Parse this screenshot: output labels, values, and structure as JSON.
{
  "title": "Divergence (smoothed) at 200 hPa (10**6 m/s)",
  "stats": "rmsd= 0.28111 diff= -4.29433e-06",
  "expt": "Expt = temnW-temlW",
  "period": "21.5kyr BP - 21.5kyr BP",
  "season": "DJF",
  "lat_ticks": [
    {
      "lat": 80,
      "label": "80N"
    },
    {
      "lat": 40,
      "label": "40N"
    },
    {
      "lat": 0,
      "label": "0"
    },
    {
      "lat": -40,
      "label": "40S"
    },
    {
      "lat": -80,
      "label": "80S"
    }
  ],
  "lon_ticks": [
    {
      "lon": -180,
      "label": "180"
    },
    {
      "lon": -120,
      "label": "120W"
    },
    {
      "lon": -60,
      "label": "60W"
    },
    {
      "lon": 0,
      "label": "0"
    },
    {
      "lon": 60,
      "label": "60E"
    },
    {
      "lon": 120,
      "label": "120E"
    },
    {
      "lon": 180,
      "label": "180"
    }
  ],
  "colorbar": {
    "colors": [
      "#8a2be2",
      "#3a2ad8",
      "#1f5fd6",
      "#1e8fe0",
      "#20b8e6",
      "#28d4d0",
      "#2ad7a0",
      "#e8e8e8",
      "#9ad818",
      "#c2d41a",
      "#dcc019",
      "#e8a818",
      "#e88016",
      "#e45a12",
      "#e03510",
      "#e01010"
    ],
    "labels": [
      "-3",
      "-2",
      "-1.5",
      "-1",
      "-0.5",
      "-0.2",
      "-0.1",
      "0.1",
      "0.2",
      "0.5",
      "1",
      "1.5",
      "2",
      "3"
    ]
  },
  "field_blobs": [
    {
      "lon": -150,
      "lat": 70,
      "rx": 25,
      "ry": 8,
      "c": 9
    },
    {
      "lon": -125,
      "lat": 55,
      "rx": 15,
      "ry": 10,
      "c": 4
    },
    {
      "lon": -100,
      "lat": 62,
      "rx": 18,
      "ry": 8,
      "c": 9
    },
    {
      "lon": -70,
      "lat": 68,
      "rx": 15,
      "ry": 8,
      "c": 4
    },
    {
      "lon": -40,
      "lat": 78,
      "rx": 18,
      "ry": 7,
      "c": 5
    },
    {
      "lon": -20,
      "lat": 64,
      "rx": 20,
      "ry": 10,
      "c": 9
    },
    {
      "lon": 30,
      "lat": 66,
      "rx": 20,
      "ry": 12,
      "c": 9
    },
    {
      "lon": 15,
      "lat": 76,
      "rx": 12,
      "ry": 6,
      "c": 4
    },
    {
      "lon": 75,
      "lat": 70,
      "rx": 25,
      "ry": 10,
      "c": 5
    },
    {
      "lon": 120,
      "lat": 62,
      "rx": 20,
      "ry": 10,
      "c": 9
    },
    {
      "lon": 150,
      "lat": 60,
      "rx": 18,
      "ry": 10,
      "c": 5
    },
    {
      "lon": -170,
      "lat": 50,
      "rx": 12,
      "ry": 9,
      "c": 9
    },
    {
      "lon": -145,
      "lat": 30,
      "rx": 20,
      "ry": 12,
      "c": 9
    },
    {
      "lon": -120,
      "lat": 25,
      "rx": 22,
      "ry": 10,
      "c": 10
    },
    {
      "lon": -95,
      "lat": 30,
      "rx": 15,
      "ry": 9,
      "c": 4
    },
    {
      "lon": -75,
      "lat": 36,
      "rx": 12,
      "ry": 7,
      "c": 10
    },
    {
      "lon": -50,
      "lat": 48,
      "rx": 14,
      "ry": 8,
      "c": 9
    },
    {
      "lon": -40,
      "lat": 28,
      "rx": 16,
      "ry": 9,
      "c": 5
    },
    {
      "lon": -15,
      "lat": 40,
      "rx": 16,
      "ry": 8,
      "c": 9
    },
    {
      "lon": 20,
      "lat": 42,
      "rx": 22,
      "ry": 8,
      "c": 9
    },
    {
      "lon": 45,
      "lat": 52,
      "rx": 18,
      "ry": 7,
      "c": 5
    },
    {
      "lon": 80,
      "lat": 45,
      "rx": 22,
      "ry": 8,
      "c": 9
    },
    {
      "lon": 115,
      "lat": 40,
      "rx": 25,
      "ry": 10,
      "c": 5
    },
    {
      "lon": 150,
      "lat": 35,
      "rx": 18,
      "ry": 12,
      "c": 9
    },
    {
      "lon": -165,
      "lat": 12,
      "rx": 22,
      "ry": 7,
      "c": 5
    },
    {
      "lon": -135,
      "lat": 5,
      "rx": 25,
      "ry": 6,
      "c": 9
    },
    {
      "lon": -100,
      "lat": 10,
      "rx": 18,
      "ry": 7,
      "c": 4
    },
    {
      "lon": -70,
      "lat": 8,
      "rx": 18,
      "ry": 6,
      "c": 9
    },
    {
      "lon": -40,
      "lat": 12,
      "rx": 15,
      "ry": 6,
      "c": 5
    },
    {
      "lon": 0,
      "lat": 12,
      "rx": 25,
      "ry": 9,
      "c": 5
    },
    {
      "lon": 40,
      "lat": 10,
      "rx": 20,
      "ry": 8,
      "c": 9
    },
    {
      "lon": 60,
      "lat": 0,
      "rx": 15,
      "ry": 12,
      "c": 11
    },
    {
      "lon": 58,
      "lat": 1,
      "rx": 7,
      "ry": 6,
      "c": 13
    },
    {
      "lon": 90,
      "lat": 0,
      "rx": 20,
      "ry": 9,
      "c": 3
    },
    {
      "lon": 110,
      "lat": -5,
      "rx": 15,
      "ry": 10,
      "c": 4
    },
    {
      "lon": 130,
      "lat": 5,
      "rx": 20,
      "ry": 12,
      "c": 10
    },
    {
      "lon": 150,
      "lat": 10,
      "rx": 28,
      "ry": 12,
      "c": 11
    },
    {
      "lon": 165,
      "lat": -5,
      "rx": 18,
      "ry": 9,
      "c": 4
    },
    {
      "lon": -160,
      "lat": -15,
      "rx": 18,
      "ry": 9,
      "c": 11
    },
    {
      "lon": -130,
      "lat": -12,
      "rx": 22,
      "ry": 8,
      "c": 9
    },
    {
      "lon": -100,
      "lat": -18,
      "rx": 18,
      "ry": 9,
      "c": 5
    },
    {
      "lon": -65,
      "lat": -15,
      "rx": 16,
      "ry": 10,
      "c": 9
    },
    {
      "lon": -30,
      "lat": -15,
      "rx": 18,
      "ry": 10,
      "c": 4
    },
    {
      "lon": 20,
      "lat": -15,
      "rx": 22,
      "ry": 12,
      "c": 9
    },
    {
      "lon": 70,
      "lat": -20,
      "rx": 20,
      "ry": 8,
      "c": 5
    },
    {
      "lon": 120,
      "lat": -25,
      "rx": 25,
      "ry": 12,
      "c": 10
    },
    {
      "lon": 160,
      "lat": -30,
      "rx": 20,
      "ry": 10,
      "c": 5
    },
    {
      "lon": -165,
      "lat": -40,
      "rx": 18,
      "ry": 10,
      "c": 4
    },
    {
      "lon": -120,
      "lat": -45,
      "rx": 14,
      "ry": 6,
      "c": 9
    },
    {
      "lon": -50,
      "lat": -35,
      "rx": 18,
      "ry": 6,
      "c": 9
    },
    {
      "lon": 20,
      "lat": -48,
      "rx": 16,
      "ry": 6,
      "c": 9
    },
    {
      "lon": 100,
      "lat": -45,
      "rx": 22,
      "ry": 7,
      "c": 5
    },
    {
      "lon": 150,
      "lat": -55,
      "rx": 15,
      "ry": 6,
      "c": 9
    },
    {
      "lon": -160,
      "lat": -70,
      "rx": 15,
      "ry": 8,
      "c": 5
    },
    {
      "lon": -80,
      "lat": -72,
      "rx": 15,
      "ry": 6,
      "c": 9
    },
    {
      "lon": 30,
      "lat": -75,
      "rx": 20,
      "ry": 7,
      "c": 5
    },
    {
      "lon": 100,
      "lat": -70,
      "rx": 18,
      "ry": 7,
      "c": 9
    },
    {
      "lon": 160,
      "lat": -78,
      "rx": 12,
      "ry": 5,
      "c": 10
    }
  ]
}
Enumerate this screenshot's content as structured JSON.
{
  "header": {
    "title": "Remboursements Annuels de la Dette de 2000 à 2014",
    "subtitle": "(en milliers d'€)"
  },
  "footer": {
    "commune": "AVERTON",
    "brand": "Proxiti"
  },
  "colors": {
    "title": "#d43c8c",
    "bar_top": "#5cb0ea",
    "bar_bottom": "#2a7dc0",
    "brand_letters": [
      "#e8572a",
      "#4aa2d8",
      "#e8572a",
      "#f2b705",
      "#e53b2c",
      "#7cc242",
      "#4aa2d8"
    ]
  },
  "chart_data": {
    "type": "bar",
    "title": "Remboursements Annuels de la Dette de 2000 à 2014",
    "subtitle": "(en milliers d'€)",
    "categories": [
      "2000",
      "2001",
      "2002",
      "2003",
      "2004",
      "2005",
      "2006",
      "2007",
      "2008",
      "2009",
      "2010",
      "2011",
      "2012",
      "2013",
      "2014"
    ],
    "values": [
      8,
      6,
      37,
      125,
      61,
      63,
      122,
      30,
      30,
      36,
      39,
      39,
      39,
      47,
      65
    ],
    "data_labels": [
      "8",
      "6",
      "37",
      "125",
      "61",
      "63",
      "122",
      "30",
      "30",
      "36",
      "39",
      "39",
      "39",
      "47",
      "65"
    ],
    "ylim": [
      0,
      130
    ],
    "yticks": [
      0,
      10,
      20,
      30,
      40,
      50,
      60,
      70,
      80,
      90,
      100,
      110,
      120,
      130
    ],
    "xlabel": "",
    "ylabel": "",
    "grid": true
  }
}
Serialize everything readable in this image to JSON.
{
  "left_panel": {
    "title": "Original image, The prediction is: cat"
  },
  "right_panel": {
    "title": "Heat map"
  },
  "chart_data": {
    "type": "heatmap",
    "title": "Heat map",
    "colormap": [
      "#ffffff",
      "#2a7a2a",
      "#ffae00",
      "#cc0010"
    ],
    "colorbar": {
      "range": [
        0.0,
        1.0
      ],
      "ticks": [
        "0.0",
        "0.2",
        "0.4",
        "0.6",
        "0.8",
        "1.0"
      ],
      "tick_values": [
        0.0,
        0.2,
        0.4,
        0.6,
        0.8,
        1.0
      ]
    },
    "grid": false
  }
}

=== Written exercise ===
Extract each line holding the string "image".

=== Answer for this exercise ===
Serialize everything readable in this image to JSON.
    "title": "Original image, The prediction is: cat"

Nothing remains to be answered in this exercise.